Entries with figure data:

····················

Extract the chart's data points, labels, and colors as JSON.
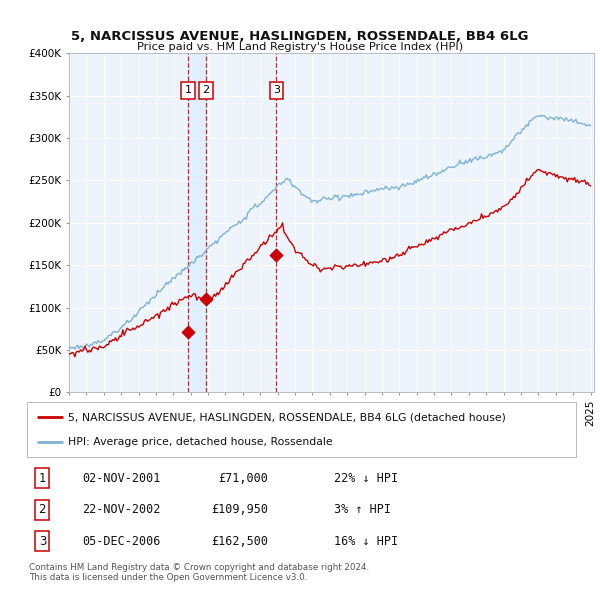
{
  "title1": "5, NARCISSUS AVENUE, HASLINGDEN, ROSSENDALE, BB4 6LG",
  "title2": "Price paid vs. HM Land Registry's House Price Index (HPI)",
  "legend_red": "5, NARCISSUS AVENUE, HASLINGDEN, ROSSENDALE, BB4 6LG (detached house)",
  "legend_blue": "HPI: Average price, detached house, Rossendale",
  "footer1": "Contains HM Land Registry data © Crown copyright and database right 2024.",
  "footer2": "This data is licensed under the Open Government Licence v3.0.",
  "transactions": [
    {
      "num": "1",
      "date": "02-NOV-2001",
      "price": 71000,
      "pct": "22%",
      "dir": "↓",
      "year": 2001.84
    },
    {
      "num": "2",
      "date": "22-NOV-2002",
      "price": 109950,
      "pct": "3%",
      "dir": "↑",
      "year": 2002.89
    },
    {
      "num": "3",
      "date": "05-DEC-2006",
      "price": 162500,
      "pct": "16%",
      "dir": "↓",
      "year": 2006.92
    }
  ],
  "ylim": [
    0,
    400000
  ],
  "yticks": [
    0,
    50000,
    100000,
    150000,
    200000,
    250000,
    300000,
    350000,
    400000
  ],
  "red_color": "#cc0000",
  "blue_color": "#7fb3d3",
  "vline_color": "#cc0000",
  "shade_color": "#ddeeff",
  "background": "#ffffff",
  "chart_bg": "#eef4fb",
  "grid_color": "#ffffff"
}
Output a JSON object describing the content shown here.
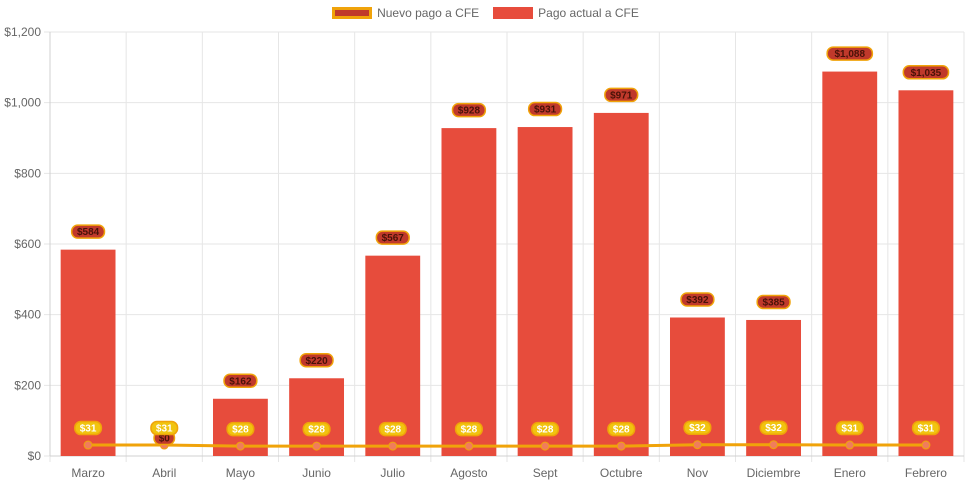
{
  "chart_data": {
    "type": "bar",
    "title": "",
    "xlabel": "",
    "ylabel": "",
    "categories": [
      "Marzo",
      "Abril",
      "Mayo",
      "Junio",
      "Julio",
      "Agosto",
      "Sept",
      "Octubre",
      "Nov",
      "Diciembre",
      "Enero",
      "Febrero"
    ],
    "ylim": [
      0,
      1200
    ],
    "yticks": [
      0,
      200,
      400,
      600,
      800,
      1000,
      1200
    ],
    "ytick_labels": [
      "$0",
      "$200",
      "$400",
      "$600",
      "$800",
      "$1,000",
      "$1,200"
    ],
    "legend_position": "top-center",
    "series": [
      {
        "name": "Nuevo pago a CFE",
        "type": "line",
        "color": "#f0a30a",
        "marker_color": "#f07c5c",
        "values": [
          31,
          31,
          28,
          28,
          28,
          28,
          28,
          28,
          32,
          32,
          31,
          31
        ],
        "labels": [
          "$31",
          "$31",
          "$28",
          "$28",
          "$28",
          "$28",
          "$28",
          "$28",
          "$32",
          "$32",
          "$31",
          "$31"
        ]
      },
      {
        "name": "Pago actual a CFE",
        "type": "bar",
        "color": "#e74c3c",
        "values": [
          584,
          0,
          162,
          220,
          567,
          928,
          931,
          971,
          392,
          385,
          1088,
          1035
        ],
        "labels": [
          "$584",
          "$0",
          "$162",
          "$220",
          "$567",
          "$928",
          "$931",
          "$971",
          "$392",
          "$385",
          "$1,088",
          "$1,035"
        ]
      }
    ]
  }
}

····················

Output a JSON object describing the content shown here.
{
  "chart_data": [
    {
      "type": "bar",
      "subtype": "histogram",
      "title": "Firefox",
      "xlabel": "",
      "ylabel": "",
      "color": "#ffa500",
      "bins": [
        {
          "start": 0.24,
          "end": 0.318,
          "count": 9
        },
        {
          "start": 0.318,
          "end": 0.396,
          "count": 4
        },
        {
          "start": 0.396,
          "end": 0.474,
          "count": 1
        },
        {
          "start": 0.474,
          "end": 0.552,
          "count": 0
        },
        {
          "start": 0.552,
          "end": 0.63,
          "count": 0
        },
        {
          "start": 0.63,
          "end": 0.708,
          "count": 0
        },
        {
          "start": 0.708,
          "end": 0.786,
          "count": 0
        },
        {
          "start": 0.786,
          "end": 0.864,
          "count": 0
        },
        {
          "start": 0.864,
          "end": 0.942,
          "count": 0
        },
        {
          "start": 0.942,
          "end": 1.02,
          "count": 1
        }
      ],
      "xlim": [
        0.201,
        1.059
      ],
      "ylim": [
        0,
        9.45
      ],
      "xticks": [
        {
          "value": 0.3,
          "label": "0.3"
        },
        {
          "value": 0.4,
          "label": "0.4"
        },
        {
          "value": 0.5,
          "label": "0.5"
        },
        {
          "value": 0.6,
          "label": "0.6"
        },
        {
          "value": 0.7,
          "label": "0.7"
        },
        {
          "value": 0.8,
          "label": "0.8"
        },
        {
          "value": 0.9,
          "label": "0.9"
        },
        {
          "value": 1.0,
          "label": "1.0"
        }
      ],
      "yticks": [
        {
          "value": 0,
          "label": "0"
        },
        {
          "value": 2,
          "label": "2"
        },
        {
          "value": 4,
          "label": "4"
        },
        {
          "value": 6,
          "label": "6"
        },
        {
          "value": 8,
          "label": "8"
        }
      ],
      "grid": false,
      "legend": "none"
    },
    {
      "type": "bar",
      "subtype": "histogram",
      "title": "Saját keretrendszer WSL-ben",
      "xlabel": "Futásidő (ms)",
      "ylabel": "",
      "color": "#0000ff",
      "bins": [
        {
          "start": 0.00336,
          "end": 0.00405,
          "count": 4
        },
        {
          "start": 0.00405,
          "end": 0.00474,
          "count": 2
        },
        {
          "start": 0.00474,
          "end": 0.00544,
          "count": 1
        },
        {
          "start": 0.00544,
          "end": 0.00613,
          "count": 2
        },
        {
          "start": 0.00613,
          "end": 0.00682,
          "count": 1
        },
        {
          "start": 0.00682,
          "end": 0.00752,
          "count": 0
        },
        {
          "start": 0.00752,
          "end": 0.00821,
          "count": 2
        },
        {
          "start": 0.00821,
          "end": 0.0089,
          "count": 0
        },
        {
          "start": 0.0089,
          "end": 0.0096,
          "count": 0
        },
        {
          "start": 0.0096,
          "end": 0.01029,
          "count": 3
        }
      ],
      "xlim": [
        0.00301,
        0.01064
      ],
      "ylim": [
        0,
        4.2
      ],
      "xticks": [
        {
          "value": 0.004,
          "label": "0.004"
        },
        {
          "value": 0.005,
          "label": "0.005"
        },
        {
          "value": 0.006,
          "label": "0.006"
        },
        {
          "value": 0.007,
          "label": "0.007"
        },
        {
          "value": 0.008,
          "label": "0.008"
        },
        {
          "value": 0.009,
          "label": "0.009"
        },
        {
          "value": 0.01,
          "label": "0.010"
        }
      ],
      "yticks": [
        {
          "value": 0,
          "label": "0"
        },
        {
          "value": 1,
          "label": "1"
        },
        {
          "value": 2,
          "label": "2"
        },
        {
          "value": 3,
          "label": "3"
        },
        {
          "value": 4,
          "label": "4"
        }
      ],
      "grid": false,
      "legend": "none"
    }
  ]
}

····················

__Your objective__: Write out every line of the preceding listing that contains "detached".

__Reply__:
  "legend_red": "5, NARCISSUS AVENUE, HASLINGDEN, ROSSENDALE, BB4 6LG (detached house)",
  "legend_blue": "HPI: Average price, detached house, Rossendale",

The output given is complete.